***** Recorded information *****

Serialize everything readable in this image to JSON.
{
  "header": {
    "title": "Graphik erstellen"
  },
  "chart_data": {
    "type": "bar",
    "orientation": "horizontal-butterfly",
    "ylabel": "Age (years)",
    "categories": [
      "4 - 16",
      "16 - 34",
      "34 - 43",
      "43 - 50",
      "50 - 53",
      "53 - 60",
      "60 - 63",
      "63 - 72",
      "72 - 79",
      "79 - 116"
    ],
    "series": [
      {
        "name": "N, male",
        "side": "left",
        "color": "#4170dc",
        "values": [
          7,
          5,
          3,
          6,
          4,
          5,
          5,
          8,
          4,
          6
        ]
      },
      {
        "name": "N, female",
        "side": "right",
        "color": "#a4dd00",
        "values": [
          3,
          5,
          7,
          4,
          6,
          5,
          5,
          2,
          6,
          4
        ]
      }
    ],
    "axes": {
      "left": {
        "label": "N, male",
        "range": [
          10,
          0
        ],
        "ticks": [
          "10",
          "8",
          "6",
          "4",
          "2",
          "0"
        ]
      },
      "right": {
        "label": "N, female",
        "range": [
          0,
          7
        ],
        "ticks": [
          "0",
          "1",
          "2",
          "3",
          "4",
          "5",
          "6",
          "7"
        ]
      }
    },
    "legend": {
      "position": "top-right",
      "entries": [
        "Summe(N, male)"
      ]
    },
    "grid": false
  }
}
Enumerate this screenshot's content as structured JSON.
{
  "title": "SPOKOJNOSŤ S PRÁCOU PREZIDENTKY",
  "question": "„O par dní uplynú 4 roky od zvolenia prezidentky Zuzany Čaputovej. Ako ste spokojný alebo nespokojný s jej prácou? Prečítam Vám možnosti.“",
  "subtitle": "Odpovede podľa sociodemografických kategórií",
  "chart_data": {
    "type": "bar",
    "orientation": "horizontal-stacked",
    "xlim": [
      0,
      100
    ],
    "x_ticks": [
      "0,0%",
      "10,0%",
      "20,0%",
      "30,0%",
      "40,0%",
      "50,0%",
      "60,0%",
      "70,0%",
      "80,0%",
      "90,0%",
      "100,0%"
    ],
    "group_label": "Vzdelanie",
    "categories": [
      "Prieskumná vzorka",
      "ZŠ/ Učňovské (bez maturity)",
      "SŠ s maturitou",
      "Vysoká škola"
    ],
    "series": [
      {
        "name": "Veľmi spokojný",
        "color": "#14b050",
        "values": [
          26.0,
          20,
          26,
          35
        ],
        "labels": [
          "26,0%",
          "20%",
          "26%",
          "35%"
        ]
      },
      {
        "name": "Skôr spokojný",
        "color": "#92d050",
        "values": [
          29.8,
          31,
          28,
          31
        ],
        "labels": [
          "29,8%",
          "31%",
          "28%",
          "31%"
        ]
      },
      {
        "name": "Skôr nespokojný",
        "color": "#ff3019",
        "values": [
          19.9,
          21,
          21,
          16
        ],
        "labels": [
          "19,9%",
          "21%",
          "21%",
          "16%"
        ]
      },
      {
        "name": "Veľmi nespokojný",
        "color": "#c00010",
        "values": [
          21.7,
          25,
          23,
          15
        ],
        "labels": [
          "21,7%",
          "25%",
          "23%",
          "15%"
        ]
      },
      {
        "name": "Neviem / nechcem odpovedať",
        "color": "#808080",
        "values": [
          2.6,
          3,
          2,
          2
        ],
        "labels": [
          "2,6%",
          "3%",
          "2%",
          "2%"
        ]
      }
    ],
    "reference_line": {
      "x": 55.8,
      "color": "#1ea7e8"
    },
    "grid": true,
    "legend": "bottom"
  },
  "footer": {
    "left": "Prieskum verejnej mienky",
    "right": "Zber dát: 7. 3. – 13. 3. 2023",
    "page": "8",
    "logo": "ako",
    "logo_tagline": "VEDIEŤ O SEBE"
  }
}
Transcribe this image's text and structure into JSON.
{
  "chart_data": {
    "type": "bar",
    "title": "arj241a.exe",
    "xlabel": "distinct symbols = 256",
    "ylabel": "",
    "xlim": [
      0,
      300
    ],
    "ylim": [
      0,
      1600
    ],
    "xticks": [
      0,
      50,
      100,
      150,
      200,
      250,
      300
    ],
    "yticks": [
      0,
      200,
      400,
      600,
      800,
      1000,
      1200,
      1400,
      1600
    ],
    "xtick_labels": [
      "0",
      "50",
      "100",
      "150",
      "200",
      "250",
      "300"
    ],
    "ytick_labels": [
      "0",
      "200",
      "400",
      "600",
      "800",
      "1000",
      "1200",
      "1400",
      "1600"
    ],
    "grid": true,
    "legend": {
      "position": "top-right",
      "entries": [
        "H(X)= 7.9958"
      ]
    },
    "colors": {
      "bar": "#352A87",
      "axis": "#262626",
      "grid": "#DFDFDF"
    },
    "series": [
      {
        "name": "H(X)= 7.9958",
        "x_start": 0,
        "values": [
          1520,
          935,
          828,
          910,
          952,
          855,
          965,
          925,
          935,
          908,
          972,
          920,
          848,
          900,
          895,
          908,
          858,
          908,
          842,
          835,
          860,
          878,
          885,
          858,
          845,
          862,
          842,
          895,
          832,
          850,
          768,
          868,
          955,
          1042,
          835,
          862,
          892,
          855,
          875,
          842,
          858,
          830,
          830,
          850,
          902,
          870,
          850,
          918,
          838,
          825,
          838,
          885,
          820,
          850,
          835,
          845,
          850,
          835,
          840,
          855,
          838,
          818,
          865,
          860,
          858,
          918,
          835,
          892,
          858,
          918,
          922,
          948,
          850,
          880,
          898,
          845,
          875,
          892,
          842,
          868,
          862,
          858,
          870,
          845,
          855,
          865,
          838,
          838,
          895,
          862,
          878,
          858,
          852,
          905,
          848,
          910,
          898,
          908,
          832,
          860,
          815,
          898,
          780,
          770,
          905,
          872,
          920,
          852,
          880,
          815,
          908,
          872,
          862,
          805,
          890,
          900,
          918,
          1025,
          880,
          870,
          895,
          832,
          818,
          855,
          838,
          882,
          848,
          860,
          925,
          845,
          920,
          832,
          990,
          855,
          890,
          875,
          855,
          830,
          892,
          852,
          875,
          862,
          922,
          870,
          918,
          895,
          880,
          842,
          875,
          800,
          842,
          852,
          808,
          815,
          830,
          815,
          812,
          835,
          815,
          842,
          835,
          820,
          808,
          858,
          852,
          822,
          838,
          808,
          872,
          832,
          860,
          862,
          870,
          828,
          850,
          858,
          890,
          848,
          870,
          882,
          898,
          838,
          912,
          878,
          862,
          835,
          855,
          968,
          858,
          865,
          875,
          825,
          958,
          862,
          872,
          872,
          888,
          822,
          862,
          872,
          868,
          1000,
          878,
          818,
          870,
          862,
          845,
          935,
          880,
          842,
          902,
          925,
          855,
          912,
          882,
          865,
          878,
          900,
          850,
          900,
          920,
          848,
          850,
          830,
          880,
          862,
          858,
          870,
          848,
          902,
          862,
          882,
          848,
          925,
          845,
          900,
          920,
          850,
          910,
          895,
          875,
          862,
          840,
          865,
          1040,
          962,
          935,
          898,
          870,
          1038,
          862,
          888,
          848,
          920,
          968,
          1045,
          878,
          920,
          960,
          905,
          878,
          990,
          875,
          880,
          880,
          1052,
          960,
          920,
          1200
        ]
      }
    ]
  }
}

*****

— Your task —
From the data above, pick out each line containing "nespokojný" and copy it.

— Answer in full —
  "question": "„O par dní uplynú 4 roky od zvolenia prezidentky Zuzany Čaputovej. Ako ste spokojný alebo nespokojný s jej prácou? Prečítam Vám možnosti.“",
        "name": "Skôr nespokojný",
        "name": "Veľmi nespokojný",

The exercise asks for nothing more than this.